■ **SET PROBLEM**: Identify all lines of the data containing the string "сведения" and copy them.

■ **PROVIDED MATERIAL**:
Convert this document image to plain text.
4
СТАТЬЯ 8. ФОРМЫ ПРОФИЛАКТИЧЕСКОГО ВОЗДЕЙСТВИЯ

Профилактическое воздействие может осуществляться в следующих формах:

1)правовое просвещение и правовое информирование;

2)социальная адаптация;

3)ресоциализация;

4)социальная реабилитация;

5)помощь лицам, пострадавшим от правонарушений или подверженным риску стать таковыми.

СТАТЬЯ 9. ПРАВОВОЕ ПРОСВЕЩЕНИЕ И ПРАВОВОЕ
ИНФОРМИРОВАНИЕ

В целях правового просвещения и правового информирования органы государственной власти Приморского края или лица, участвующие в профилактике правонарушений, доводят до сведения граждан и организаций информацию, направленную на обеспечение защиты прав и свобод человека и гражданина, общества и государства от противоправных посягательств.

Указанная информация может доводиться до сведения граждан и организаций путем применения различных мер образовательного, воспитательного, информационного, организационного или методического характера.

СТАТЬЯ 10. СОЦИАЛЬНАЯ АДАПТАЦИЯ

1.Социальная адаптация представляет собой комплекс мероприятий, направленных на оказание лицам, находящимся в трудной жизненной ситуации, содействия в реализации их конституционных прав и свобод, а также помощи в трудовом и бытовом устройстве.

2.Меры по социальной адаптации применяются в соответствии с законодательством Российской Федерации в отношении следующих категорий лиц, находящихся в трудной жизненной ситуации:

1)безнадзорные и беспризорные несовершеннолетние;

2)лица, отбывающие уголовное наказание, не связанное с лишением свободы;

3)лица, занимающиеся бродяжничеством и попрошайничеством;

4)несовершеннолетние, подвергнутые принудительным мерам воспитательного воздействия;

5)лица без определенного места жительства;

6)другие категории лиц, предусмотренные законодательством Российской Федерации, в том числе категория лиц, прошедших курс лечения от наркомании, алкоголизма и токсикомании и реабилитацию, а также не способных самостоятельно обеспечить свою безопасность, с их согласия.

■ **TASK ANSWER**:
В целях правового просвещения и правового информирования органы государственной власти Приморского края или лица, участвующие в профилактике правонарушений, доводят до сведения граждан и организаций информацию, направленную на обеспечение защиты прав и свобод человека и гражданина, общества и государства от противоправных посягательств.
Указанная информация может доводиться до сведения граждан и организаций путем применения различных мер образовательного, воспитательного, информационного, организационного или методического характера.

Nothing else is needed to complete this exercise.